◆ Provided data ◆
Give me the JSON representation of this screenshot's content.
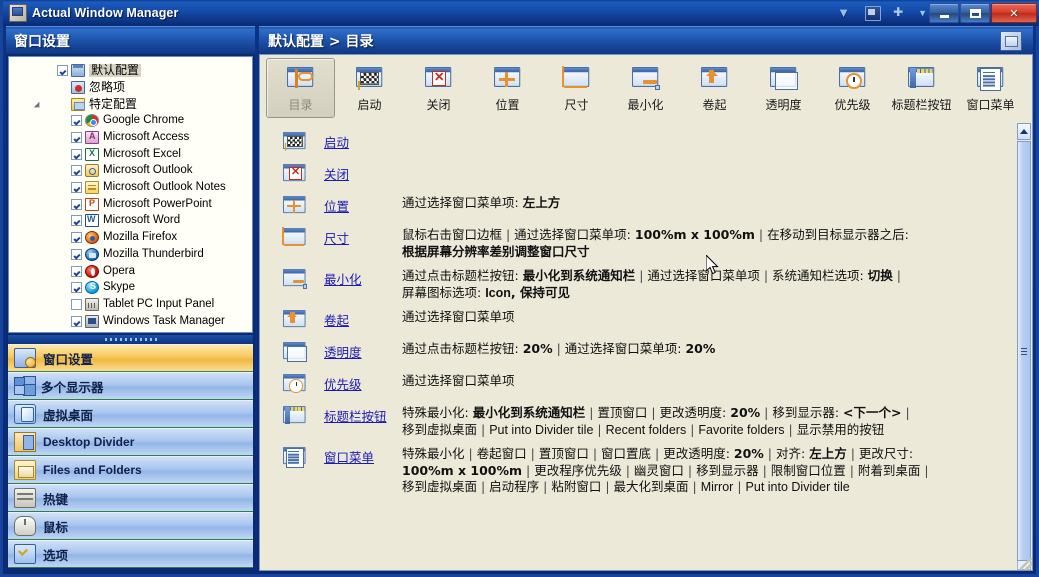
{
  "window": {
    "title": "Actual Window Manager",
    "icon": "app-icon",
    "titlebar_extra_icons": [
      "chevrons-down-icon",
      "screen-icon",
      "pin-icon"
    ],
    "buttons": {
      "minimize": "_",
      "maximize": "□",
      "close": "✕"
    }
  },
  "left_header": {
    "title": "窗口设置"
  },
  "right_header": {
    "title": "默认配置 > 目录",
    "icon": "window-icon"
  },
  "tree": {
    "nodes": [
      {
        "label": "默认配置",
        "icon": "window-config-icon",
        "checked": true,
        "selected": true,
        "level": 1,
        "cjk": true
      },
      {
        "label": "忽略项",
        "icon": "ignore-icon",
        "checked": null,
        "selected": false,
        "level": 1,
        "cjk": true
      },
      {
        "label": "特定配置",
        "icon": "specific-config-icon",
        "checked": null,
        "selected": false,
        "level": 1,
        "cjk": true,
        "expander": true
      },
      {
        "label": "Google Chrome",
        "icon": "chrome-icon",
        "checked": true,
        "selected": false,
        "level": 2,
        "cjk": false
      },
      {
        "label": "Microsoft Access",
        "icon": "access-icon",
        "checked": true,
        "selected": false,
        "level": 2,
        "cjk": false
      },
      {
        "label": "Microsoft Excel",
        "icon": "excel-icon",
        "checked": true,
        "selected": false,
        "level": 2,
        "cjk": false
      },
      {
        "label": "Microsoft Outlook",
        "icon": "outlook-icon",
        "checked": true,
        "selected": false,
        "level": 2,
        "cjk": false
      },
      {
        "label": "Microsoft Outlook Notes",
        "icon": "outlook-notes-icon",
        "checked": true,
        "selected": false,
        "level": 2,
        "cjk": false
      },
      {
        "label": "Microsoft PowerPoint",
        "icon": "powerpoint-icon",
        "checked": true,
        "selected": false,
        "level": 2,
        "cjk": false
      },
      {
        "label": "Microsoft Word",
        "icon": "word-icon",
        "checked": true,
        "selected": false,
        "level": 2,
        "cjk": false
      },
      {
        "label": "Mozilla Firefox",
        "icon": "firefox-icon",
        "checked": true,
        "selected": false,
        "level": 2,
        "cjk": false
      },
      {
        "label": "Mozilla Thunderbird",
        "icon": "thunderbird-icon",
        "checked": true,
        "selected": false,
        "level": 2,
        "cjk": false
      },
      {
        "label": "Opera",
        "icon": "opera-icon",
        "checked": true,
        "selected": false,
        "level": 2,
        "cjk": false
      },
      {
        "label": "Skype",
        "icon": "skype-icon",
        "checked": true,
        "selected": false,
        "level": 2,
        "cjk": false
      },
      {
        "label": "Tablet PC Input Panel",
        "icon": "tablet-pc-icon",
        "checked": false,
        "selected": false,
        "level": 2,
        "cjk": false
      },
      {
        "label": "Windows Task Manager",
        "icon": "task-manager-icon",
        "checked": true,
        "selected": false,
        "level": 2,
        "cjk": false
      }
    ]
  },
  "nav": {
    "items": [
      {
        "label": "窗口设置",
        "icon": "window-settings-icon",
        "active": true,
        "latin": false
      },
      {
        "label": "多个显示器",
        "icon": "multi-monitor-icon",
        "active": false,
        "latin": false
      },
      {
        "label": "虚拟桌面",
        "icon": "virtual-desktop-icon",
        "active": false,
        "latin": false
      },
      {
        "label": "Desktop Divider",
        "icon": "desktop-divider-icon",
        "active": false,
        "latin": true
      },
      {
        "label": "Files and Folders",
        "icon": "files-folders-icon",
        "active": false,
        "latin": true
      },
      {
        "label": "热键",
        "icon": "hotkey-icon",
        "active": false,
        "latin": false
      },
      {
        "label": "鼠标",
        "icon": "mouse-icon",
        "active": false,
        "latin": false
      },
      {
        "label": "选项",
        "icon": "options-icon",
        "active": false,
        "latin": false
      }
    ]
  },
  "toolbar": {
    "buttons": [
      {
        "label": "目录",
        "icon": "directory-icon",
        "selected": true
      },
      {
        "label": "启动",
        "icon": "startup-icon",
        "selected": false
      },
      {
        "label": "关闭",
        "icon": "close-icon",
        "selected": false
      },
      {
        "label": "位置",
        "icon": "position-icon",
        "selected": false
      },
      {
        "label": "尺寸",
        "icon": "size-icon",
        "selected": false
      },
      {
        "label": "最小化",
        "icon": "minimize-icon",
        "selected": false
      },
      {
        "label": "卷起",
        "icon": "rollup-icon",
        "selected": false
      },
      {
        "label": "透明度",
        "icon": "transparency-icon",
        "selected": false
      },
      {
        "label": "优先级",
        "icon": "priority-icon",
        "selected": false
      },
      {
        "label": "标题栏按钮",
        "icon": "titlebar-buttons-icon",
        "selected": false
      },
      {
        "label": "窗口菜单",
        "icon": "window-menu-icon",
        "selected": false
      }
    ]
  },
  "list": {
    "rows": [
      {
        "link": "启动",
        "icon": "startup-icon",
        "desc_html": ""
      },
      {
        "link": "关闭",
        "icon": "close-icon",
        "desc_html": ""
      },
      {
        "link": "位置",
        "icon": "position-icon",
        "desc_html": "通过选择窗口菜单项: <b>左上方</b>"
      },
      {
        "link": "尺寸",
        "icon": "size-icon",
        "desc_html": "鼠标右击窗口边框 <span class=\"sep\">|</span> 通过选择窗口菜单项: <b>100%m x 100%m</b> <span class=\"sep\">|</span> 在移动到目标显示器之后:<br><b>根据屏幕分辨率差别调整窗口尺寸</b>"
      },
      {
        "link": "最小化",
        "icon": "minimize-icon",
        "desc_html": "通过点击标题栏按钮: <b>最小化到系统通知栏</b> <span class=\"sep\">|</span> 通过选择窗口菜单项 <span class=\"sep\">|</span> 系统通知栏选项: <b>切换</b> <span class=\"sep\">|</span><br>屏幕图标选项: <b class=\"lat\">Icon</b><b>, 保持可见</b>"
      },
      {
        "link": "卷起",
        "icon": "rollup-icon",
        "desc_html": "通过选择窗口菜单项"
      },
      {
        "link": "透明度",
        "icon": "transparency-icon",
        "desc_html": "通过点击标题栏按钮: <b>20%</b> <span class=\"sep\">|</span> 通过选择窗口菜单项: <b>20%</b>"
      },
      {
        "link": "优先级",
        "icon": "priority-icon",
        "desc_html": "通过选择窗口菜单项"
      },
      {
        "link": "标题栏按钮",
        "icon": "titlebar-buttons-icon",
        "desc_html": "特殊最小化: <b>最小化到系统通知栏</b> <span class=\"sep\">|</span> 置顶窗口 <span class=\"sep\">|</span> 更改透明度: <b>20%</b> <span class=\"sep\">|</span> 移到显示器: <b>&lt;下一个&gt;</b> <span class=\"sep\">|</span><br>移到虚拟桌面 <span class=\"sep\">|</span> <span class=\"lat\">Put into Divider tile</span> <span class=\"sep\">|</span> <span class=\"lat\">Recent folders</span> <span class=\"sep\">|</span> <span class=\"lat\">Favorite folders</span> <span class=\"sep\">|</span> 显示禁用的按钮"
      },
      {
        "link": "窗口菜单",
        "icon": "window-menu-icon",
        "desc_html": "特殊最小化 <span class=\"sep\">|</span> 卷起窗口 <span class=\"sep\">|</span> 置顶窗口 <span class=\"sep\">|</span> 窗口置底 <span class=\"sep\">|</span> 更改透明度: <b>20%</b> <span class=\"sep\">|</span> 对齐: <b>左上方</b> <span class=\"sep\">|</span> 更改尺寸:<br><b>100%m x 100%m</b> <span class=\"sep\">|</span> 更改程序优先级 <span class=\"sep\">|</span> 幽灵窗口 <span class=\"sep\">|</span> 移到显示器 <span class=\"sep\">|</span> 限制窗口位置 <span class=\"sep\">|</span> 附着到桌面 <span class=\"sep\">|</span><br>移到虚拟桌面 <span class=\"sep\">|</span> 启动程序 <span class=\"sep\">|</span> 粘附窗口 <span class=\"sep\">|</span> 最大化到桌面 <span class=\"sep\">|</span> <span class=\"lat\">Mirror</span> <span class=\"sep\">|</span> <span class=\"lat\">Put into Divider tile</span>"
      }
    ]
  },
  "scrollbar": {
    "up_arrow": "▲",
    "thumb_grip": "grip"
  },
  "colors": {
    "title_blue": "#1d5bbd",
    "panel_beige": "#ece9d8",
    "link_blue": "#1b1bb8",
    "nav_active": "#f0b93f",
    "nav_normal": "#a9c6ee",
    "tree_bg": "#fffef7"
  }
}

◆ What is required ◆
Count every line in the preceding entries where the string "置顶窗口" appears, then state only the total.

◆ Response below ◆
2